Start of Exercise input

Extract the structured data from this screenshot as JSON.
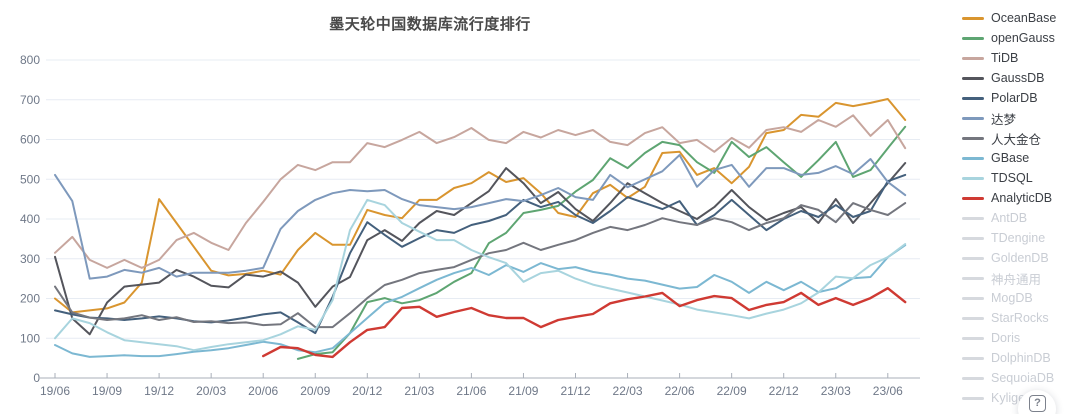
{
  "title": "墨天轮中国数据库流行度排行",
  "help_button": {
    "icon_label": "?"
  },
  "axis": {
    "y_tick_labels": [
      "0",
      "100",
      "200",
      "300",
      "400",
      "500",
      "600",
      "700",
      "800"
    ],
    "x_tick_labels": [
      "19/06",
      "19/09",
      "19/12",
      "20/03",
      "20/06",
      "20/09",
      "20/12",
      "21/03",
      "21/06",
      "21/09",
      "21/12",
      "22/03",
      "22/06",
      "22/09",
      "22/12",
      "23/03",
      "23/06"
    ]
  },
  "colors": {
    "grid": "#e7ecf3",
    "axis": "#a9afb9",
    "tick_text": "#6f7888",
    "title_text": "#494949",
    "disabled_legend": "#c9cdd4"
  },
  "chart_data": {
    "type": "line",
    "title": "墨天轮中国数据库流行度排行",
    "xlabel": "",
    "ylabel": "",
    "ylim": [
      0,
      800
    ],
    "y_ticks": [
      0,
      100,
      200,
      300,
      400,
      500,
      600,
      700,
      800
    ],
    "grid": true,
    "legend_position": "right",
    "n_points": 50,
    "x_start": "2019/06",
    "x_end": "2023/07",
    "x_interval": "monthly",
    "x_tick_labels": [
      "19/06",
      "19/09",
      "19/12",
      "20/03",
      "20/06",
      "20/09",
      "20/12",
      "21/03",
      "21/06",
      "21/09",
      "21/12",
      "22/03",
      "22/06",
      "22/09",
      "22/12",
      "23/03",
      "23/06"
    ],
    "x_tick_indices": [
      0,
      3,
      6,
      9,
      12,
      15,
      18,
      21,
      24,
      27,
      30,
      33,
      36,
      39,
      42,
      45,
      48
    ],
    "series": [
      {
        "name": "OceanBase",
        "color": "#d9952f",
        "enabled": true,
        "width": 2,
        "values": [
          200,
          165,
          170,
          175,
          190,
          240,
          450,
          390,
          330,
          270,
          258,
          262,
          270,
          260,
          322,
          365,
          335,
          335,
          423,
          410,
          402,
          448,
          448,
          478,
          490,
          518,
          493,
          503,
          465,
          415,
          405,
          465,
          486,
          453,
          481,
          566,
          569,
          511,
          528,
          490,
          531,
          616,
          624,
          662,
          657,
          692,
          684,
          692,
          702,
          649
        ]
      },
      {
        "name": "openGauss",
        "color": "#5ea572",
        "enabled": true,
        "width": 2,
        "values": [
          null,
          null,
          null,
          null,
          null,
          null,
          null,
          null,
          null,
          null,
          null,
          null,
          null,
          null,
          48,
          60,
          65,
          113,
          191,
          201,
          188,
          196,
          214,
          242,
          264,
          339,
          365,
          415,
          423,
          433,
          469,
          498,
          553,
          528,
          566,
          594,
          586,
          543,
          516,
          594,
          556,
          581,
          543,
          506,
          548,
          594,
          506,
          523,
          578,
          632
        ]
      },
      {
        "name": "TiDB",
        "color": "#c7a69e",
        "enabled": true,
        "width": 2,
        "values": [
          315,
          355,
          297,
          277,
          297,
          277,
          297,
          347,
          365,
          340,
          322,
          390,
          443,
          500,
          536,
          523,
          543,
          543,
          591,
          581,
          599,
          619,
          591,
          606,
          629,
          599,
          591,
          619,
          605,
          624,
          611,
          624,
          594,
          586,
          616,
          631,
          591,
          599,
          569,
          604,
          579,
          624,
          631,
          619,
          649,
          632,
          661,
          609,
          649,
          578
        ]
      },
      {
        "name": "GaussDB",
        "color": "#54555c",
        "enabled": true,
        "width": 2,
        "values": [
          305,
          150,
          110,
          190,
          230,
          235,
          240,
          272,
          255,
          232,
          228,
          260,
          255,
          268,
          240,
          179,
          230,
          254,
          347,
          372,
          345,
          390,
          420,
          410,
          440,
          470,
          528,
          490,
          440,
          468,
          425,
          395,
          440,
          490,
          465,
          440,
          420,
          400,
          430,
          473,
          430,
          397,
          415,
          430,
          390,
          450,
          390,
          440,
          490,
          541
        ]
      },
      {
        "name": "PolarDB",
        "color": "#44607c",
        "enabled": true,
        "width": 2,
        "values": [
          170,
          160,
          152,
          150,
          146,
          150,
          155,
          150,
          143,
          140,
          145,
          152,
          160,
          165,
          140,
          113,
          204,
          314,
          392,
          360,
          330,
          352,
          372,
          365,
          385,
          395,
          410,
          448,
          430,
          443,
          410,
          390,
          420,
          455,
          440,
          425,
          445,
          385,
          410,
          448,
          410,
          372,
          400,
          420,
          405,
          435,
          405,
          420,
          495,
          511
        ]
      },
      {
        "name": "达梦",
        "color": "#7e99bc",
        "enabled": true,
        "width": 2,
        "values": [
          511,
          445,
          250,
          255,
          272,
          265,
          277,
          255,
          265,
          265,
          265,
          270,
          277,
          375,
          420,
          448,
          465,
          473,
          470,
          473,
          450,
          435,
          430,
          425,
          430,
          440,
          450,
          445,
          460,
          478,
          455,
          448,
          511,
          480,
          500,
          520,
          561,
          481,
          523,
          536,
          481,
          528,
          528,
          511,
          516,
          533,
          513,
          551,
          493,
          460
        ]
      },
      {
        "name": "人大金仓",
        "color": "#74767e",
        "enabled": true,
        "width": 2,
        "values": [
          230,
          165,
          152,
          146,
          150,
          158,
          146,
          153,
          141,
          143,
          138,
          140,
          133,
          135,
          163,
          128,
          128,
          163,
          201,
          234,
          247,
          264,
          272,
          279,
          297,
          314,
          322,
          340,
          322,
          335,
          347,
          365,
          380,
          372,
          385,
          402,
          392,
          385,
          402,
          392,
          372,
          390,
          402,
          435,
          423,
          392,
          440,
          423,
          410,
          440
        ]
      },
      {
        "name": "GBase",
        "color": "#7cb8d2",
        "enabled": true,
        "width": 2,
        "values": [
          83,
          62,
          53,
          55,
          57,
          55,
          55,
          60,
          66,
          70,
          75,
          83,
          91,
          85,
          70,
          65,
          75,
          113,
          151,
          189,
          204,
          226,
          247,
          264,
          277,
          259,
          284,
          267,
          289,
          274,
          279,
          267,
          260,
          250,
          245,
          235,
          225,
          229,
          259,
          242,
          214,
          242,
          221,
          242,
          216,
          226,
          251,
          254,
          304,
          334
        ]
      },
      {
        "name": "TDSQL",
        "color": "#a8d4de",
        "enabled": true,
        "width": 2,
        "values": [
          100,
          150,
          138,
          115,
          95,
          90,
          85,
          80,
          70,
          78,
          85,
          90,
          95,
          110,
          130,
          121,
          196,
          372,
          448,
          435,
          390,
          368,
          347,
          347,
          322,
          304,
          289,
          242,
          264,
          270,
          250,
          235,
          225,
          215,
          205,
          195,
          185,
          172,
          165,
          158,
          150,
          162,
          172,
          188,
          215,
          255,
          251,
          284,
          304,
          337
        ]
      },
      {
        "name": "AnalyticDB",
        "color": "#cf3a33",
        "enabled": true,
        "width": 2.4,
        "values": [
          null,
          null,
          null,
          null,
          null,
          null,
          null,
          null,
          null,
          null,
          null,
          null,
          55,
          78,
          75,
          58,
          53,
          90,
          121,
          128,
          176,
          179,
          154,
          166,
          176,
          158,
          151,
          151,
          128,
          146,
          154,
          161,
          188,
          198,
          205,
          214,
          181,
          196,
          206,
          201,
          171,
          184,
          191,
          214,
          184,
          201,
          184,
          201,
          226,
          191
        ]
      },
      {
        "name": "AntDB",
        "enabled": false
      },
      {
        "name": "TDengine",
        "enabled": false
      },
      {
        "name": "GoldenDB",
        "enabled": false
      },
      {
        "name": "神舟通用",
        "enabled": false
      },
      {
        "name": "MogDB",
        "enabled": false
      },
      {
        "name": "StarRocks",
        "enabled": false
      },
      {
        "name": "Doris",
        "enabled": false
      },
      {
        "name": "DolphinDB",
        "enabled": false
      },
      {
        "name": "SequoiaDB",
        "enabled": false
      },
      {
        "name": "Kyligence",
        "enabled": false
      }
    ]
  }
}
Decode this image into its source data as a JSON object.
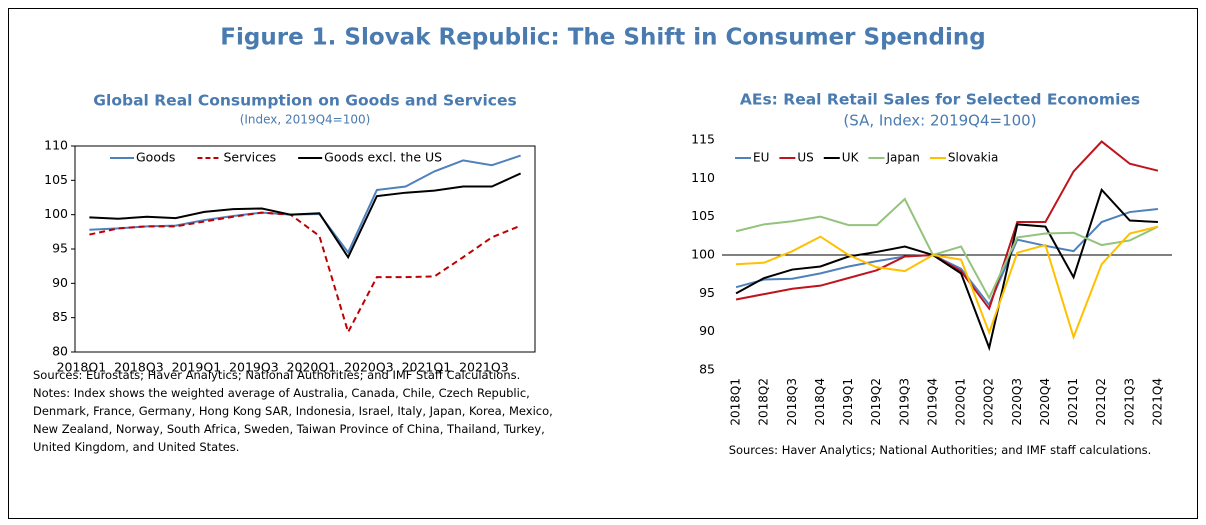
{
  "title": "Figure 1. Slovak Republic: The Shift in Consumer Spending",
  "chart_data": [
    {
      "type": "line",
      "title": "Global Real Consumption on Goods and Services",
      "subtitle": "(Index, 2019Q4=100)",
      "categories": [
        "2018Q1",
        null,
        "2018Q3",
        null,
        "2019Q1",
        null,
        "2019Q3",
        null,
        "2020Q1",
        null,
        "2020Q3",
        null,
        "2021Q1",
        null,
        "2021Q3",
        null
      ],
      "series": [
        {
          "name": "Goods",
          "color": "#4f81bd",
          "linestyle": "solid",
          "values": [
            97.8,
            98.0,
            98.3,
            98.4,
            99.2,
            99.8,
            100.3,
            100.0,
            100.1,
            94.5,
            103.6,
            104.1,
            106.3,
            107.9,
            107.2,
            108.6
          ]
        },
        {
          "name": "Services",
          "color": "#c00000",
          "linestyle": "dashed",
          "values": [
            97.1,
            98.0,
            98.3,
            98.3,
            99.0,
            99.7,
            100.3,
            100.0,
            96.9,
            82.9,
            90.9,
            90.9,
            91.0,
            93.8,
            96.7,
            98.4
          ]
        },
        {
          "name": "Goods excl. the US",
          "color": "#000000",
          "linestyle": "solid",
          "values": [
            99.6,
            99.4,
            99.7,
            99.5,
            100.4,
            100.8,
            100.9,
            100.0,
            100.2,
            93.8,
            102.7,
            103.2,
            103.5,
            104.1,
            104.1,
            106.0
          ]
        }
      ],
      "ylim": [
        80,
        110
      ],
      "yticks": [
        80,
        85,
        90,
        95,
        100,
        105,
        110
      ],
      "legend": "upper left",
      "sources": "Sources: Eurostats; Haver Analytics; National Authorities; and IMF Staff Calculations.",
      "notes": "Notes: Index shows the weighted average of Australia, Canada, Chile, Czech Republic, Denmark, France, Germany, Hong Kong SAR, Indonesia, Israel, Italy, Japan, Korea, Mexico, New Zealand, Norway, South Africa, Sweden, Taiwan Province of China, Thailand, Turkey, United Kingdom, and United States."
    },
    {
      "type": "line",
      "title": "AEs: Real Retail Sales for Selected Economies",
      "subtitle": "(SA,  Index: 2019Q4=100)",
      "categories": [
        "2018Q1",
        "2018Q2",
        "2018Q3",
        "2018Q4",
        "2019Q1",
        "2019Q2",
        "2019Q3",
        "2019Q4",
        "2020Q1",
        "2020Q2",
        "2020Q3",
        "2020Q4",
        "2021Q1",
        "2021Q2",
        "2021Q3",
        "2021Q4"
      ],
      "series": [
        {
          "name": "EU",
          "color": "#4f81bd",
          "linestyle": "solid",
          "values": [
            95.8,
            96.8,
            96.9,
            97.6,
            98.5,
            99.2,
            99.8,
            100,
            98.2,
            93.5,
            102.0,
            101.2,
            100.5,
            104.3,
            105.6,
            106.0
          ]
        },
        {
          "name": "US",
          "color": "#c0141c",
          "linestyle": "solid",
          "values": [
            94.2,
            94.9,
            95.6,
            96.0,
            97.0,
            98.0,
            99.8,
            100,
            97.9,
            93.0,
            104.3,
            104.3,
            110.9,
            114.8,
            111.9,
            111.0
          ]
        },
        {
          "name": "UK",
          "color": "#000000",
          "linestyle": "solid",
          "values": [
            95.0,
            97.0,
            98.1,
            98.5,
            99.8,
            100.4,
            101.1,
            100,
            97.6,
            87.9,
            104.0,
            103.7,
            97.1,
            108.5,
            104.5,
            104.3
          ]
        },
        {
          "name": "Japan",
          "color": "#92c47d",
          "linestyle": "solid",
          "values": [
            103.1,
            104.0,
            104.4,
            105.0,
            103.9,
            103.9,
            107.3,
            100,
            101.1,
            94.4,
            102.3,
            102.8,
            102.9,
            101.3,
            101.9,
            103.7
          ]
        },
        {
          "name": "Slovakia",
          "color": "#ffc000",
          "linestyle": "solid",
          "values": [
            98.8,
            99.0,
            100.5,
            102.4,
            100.0,
            98.4,
            97.9,
            100,
            99.4,
            89.9,
            100.3,
            101.3,
            89.3,
            98.8,
            102.8,
            103.7
          ]
        }
      ],
      "ylim": [
        85,
        115
      ],
      "yticks": [
        85,
        90,
        95,
        100,
        105,
        110,
        115
      ],
      "reference_line": 100,
      "legend": "upper left",
      "sources": "Sources: Haver Analytics; National Authorities; and IMF staff calculations."
    }
  ]
}
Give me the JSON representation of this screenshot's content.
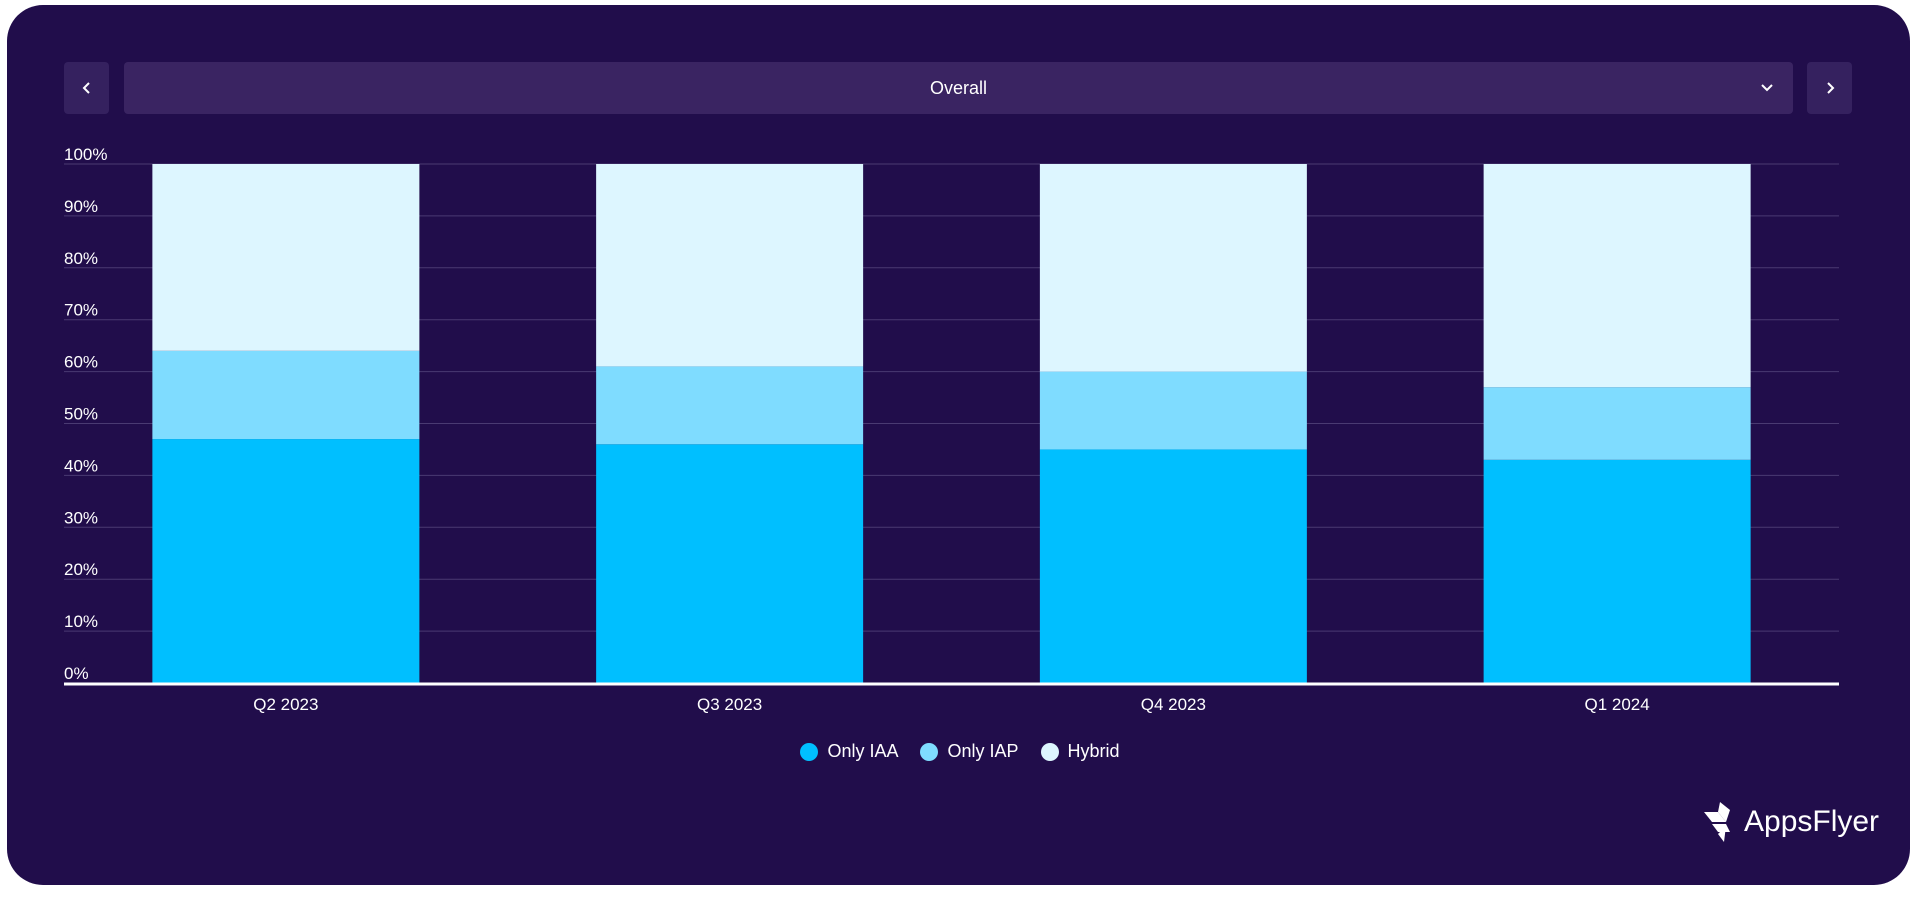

End of Exercise input

Task brief: Show the lines of the data that hold the word "Haver".

Response to the task:
      "sources": "Sources: Eurostats; Haver Analytics; National Authorities; and IMF Staff Calculations.",
      "sources": "Sources: Haver Analytics; National Authorities; and IMF staff calculations."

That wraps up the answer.